====== Records for this exercise ======

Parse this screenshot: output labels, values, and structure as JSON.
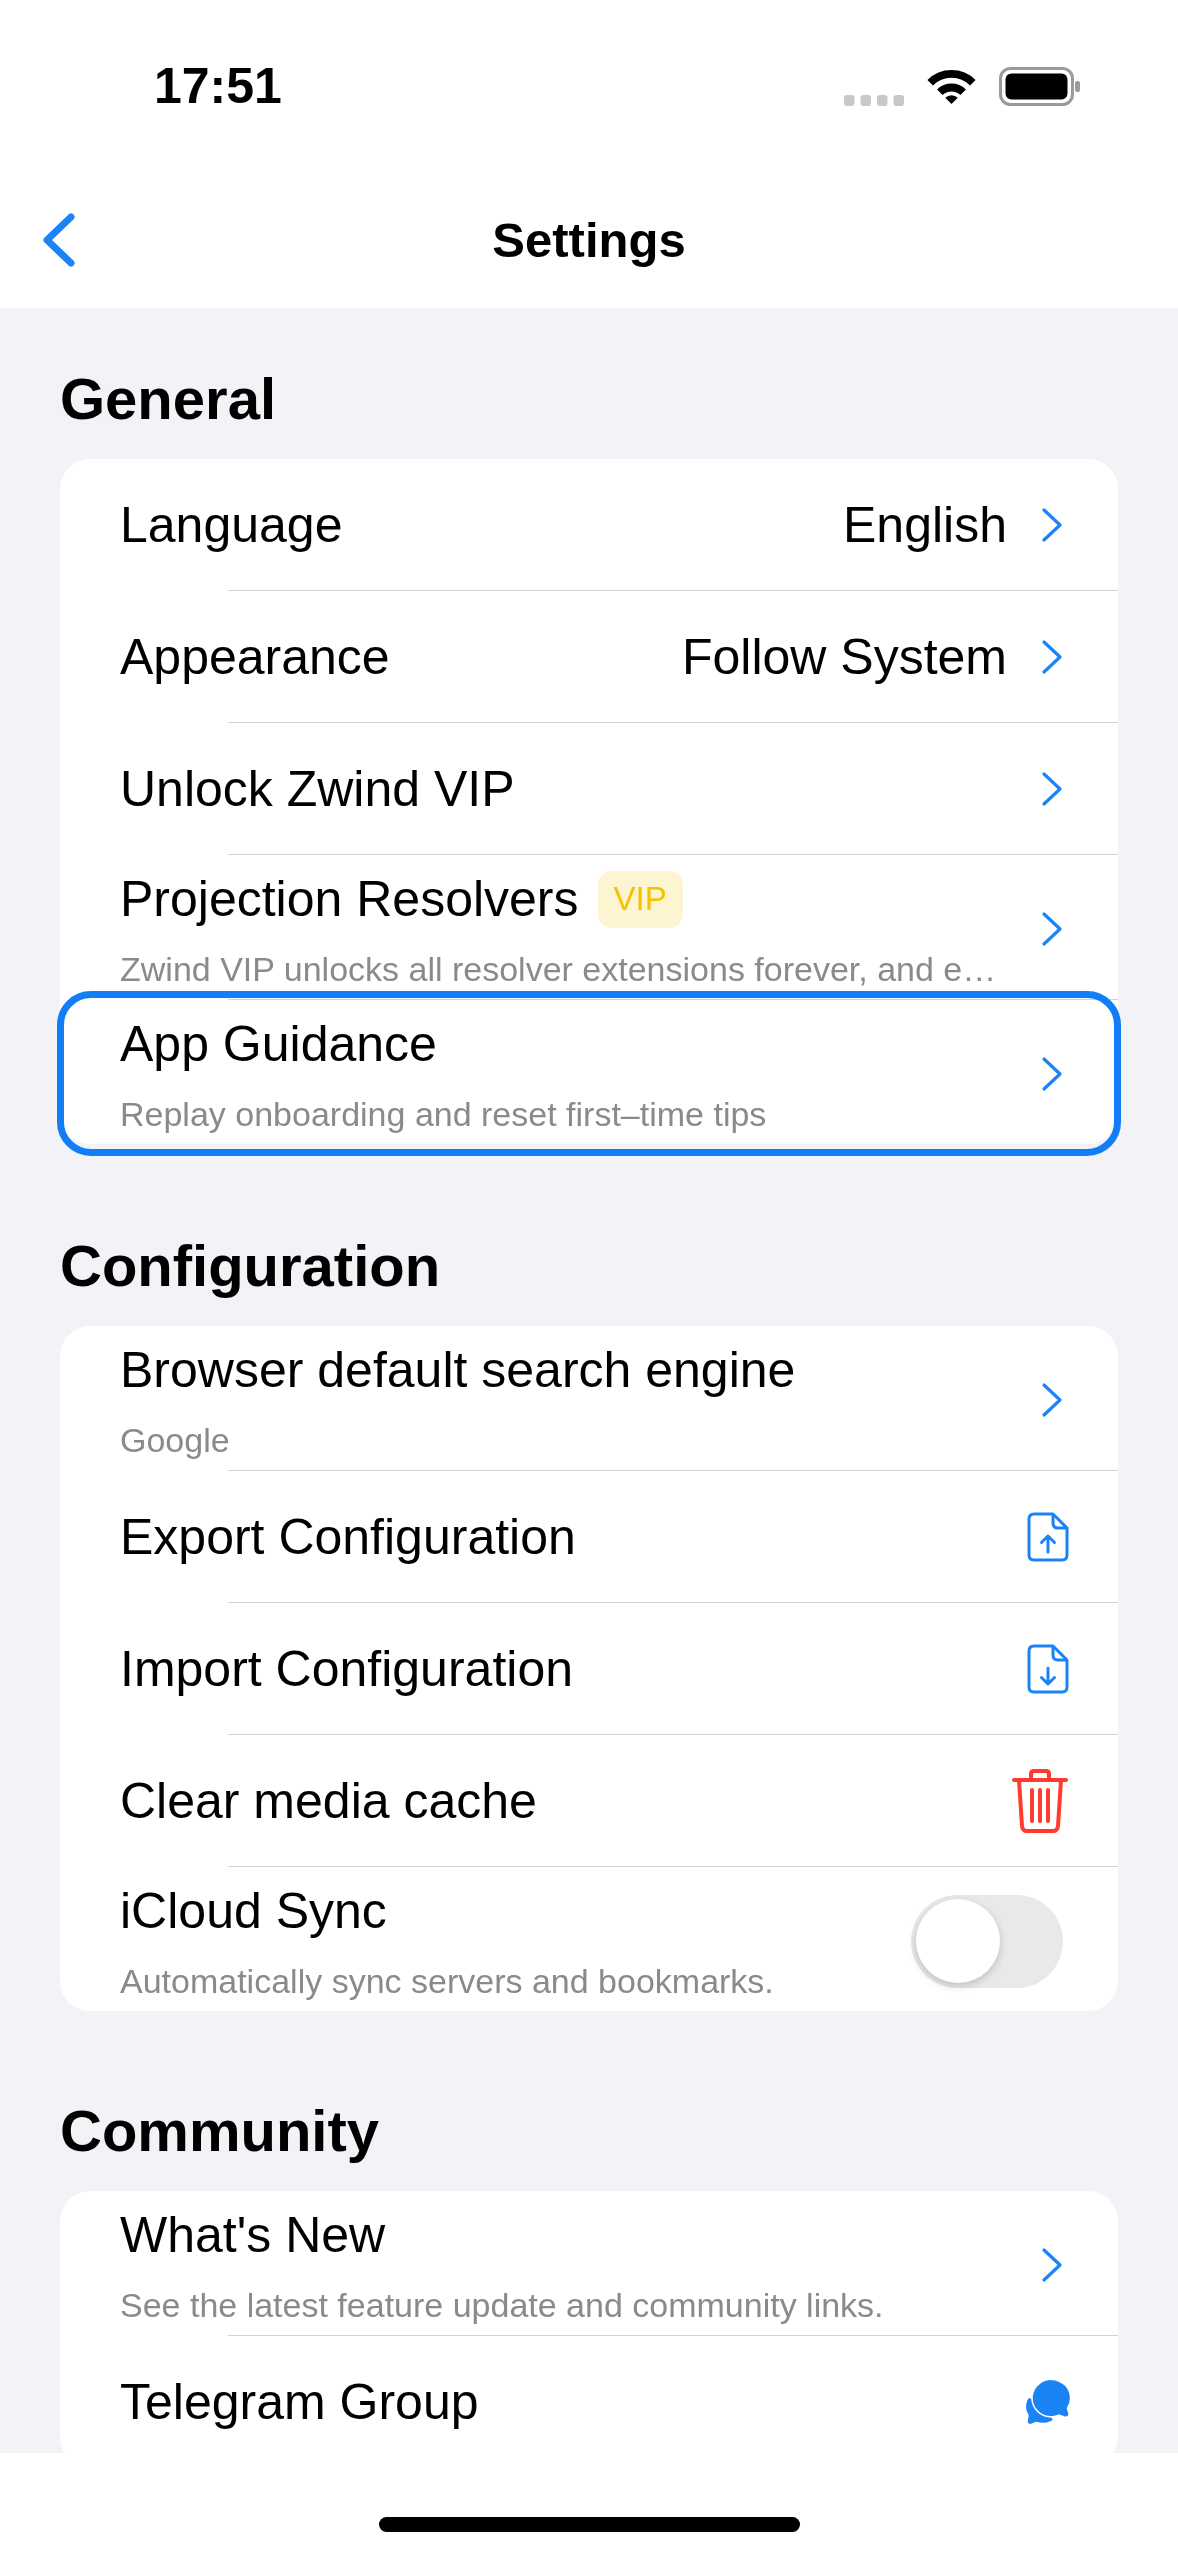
{
  "status_bar": {
    "time": "17:51"
  },
  "nav": {
    "title": "Settings"
  },
  "sections": [
    {
      "title": "General",
      "items": [
        {
          "kind": "link",
          "label": "Language",
          "value": "English",
          "highlighted": false
        },
        {
          "kind": "link",
          "label": "Appearance",
          "value": "Follow System",
          "highlighted": false
        },
        {
          "kind": "link",
          "label": "Unlock Zwind VIP",
          "highlighted": false
        },
        {
          "kind": "link",
          "label": "Projection Resolvers",
          "badge": "VIP",
          "subtitle": "Zwind VIP unlocks all resolver extensions forever, and e…",
          "highlighted": false
        },
        {
          "kind": "link",
          "label": "App Guidance",
          "subtitle": "Replay onboarding and reset first–time tips",
          "highlighted": true
        }
      ]
    },
    {
      "title": "Configuration",
      "items": [
        {
          "kind": "link",
          "label": "Browser default search engine",
          "subtitle": "Google"
        },
        {
          "kind": "export",
          "label": "Export Configuration"
        },
        {
          "kind": "import",
          "label": "Import Configuration"
        },
        {
          "kind": "delete",
          "label": "Clear media cache"
        },
        {
          "kind": "toggle",
          "label": "iCloud Sync",
          "subtitle": "Automatically sync servers and bookmarks.",
          "on": false
        }
      ]
    },
    {
      "title": "Community",
      "items": [
        {
          "kind": "link",
          "label": "What's New",
          "subtitle": "See the latest feature update and community links."
        },
        {
          "kind": "chat",
          "label": "Telegram Group"
        }
      ]
    }
  ]
}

======

» What this task involves:
Each record above should come back exactly the same, only without its pictures.

» Written solution:
Parse this screenshot: output labels, values, and structure as JSON.
{
  "status_bar": {
    "time": "17:51"
  },
  "nav": {
    "title": "Settings"
  },
  "sections": [
    {
      "title": "General",
      "items": [
        {
          "kind": "link",
          "label": "Language",
          "value": "English",
          "highlighted": false
        },
        {
          "kind": "link",
          "label": "Appearance",
          "value": "Follow System",
          "highlighted": false
        },
        {
          "kind": "link",
          "label": "Unlock Zwind VIP",
          "highlighted": false
        },
        {
          "kind": "link",
          "label": "Projection Resolvers",
          "badge": "VIP",
          "subtitle": "Zwind VIP unlocks all resolver extensions forever, and e…",
          "highlighted": false
        },
        {
          "kind": "link",
          "label": "App Guidance",
          "subtitle": "Replay onboarding and reset first–time tips",
          "highlighted": true
        }
      ]
    },
    {
      "title": "Configuration",
      "items": [
        {
          "kind": "link",
          "label": "Browser default search engine",
          "subtitle": "Google"
        },
        {
          "kind": "export",
          "label": "Export Configuration"
        },
        {
          "kind": "import",
          "label": "Import Configuration"
        },
        {
          "kind": "delete",
          "label": "Clear media cache"
        },
        {
          "kind": "toggle",
          "label": "iCloud Sync",
          "subtitle": "Automatically sync servers and bookmarks.",
          "on": false
        }
      ]
    },
    {
      "title": "Community",
      "items": [
        {
          "kind": "link",
          "label": "What's New",
          "subtitle": "See the latest feature update and community links."
        },
        {
          "kind": "chat",
          "label": "Telegram Group"
        }
      ]
    }
  ]
}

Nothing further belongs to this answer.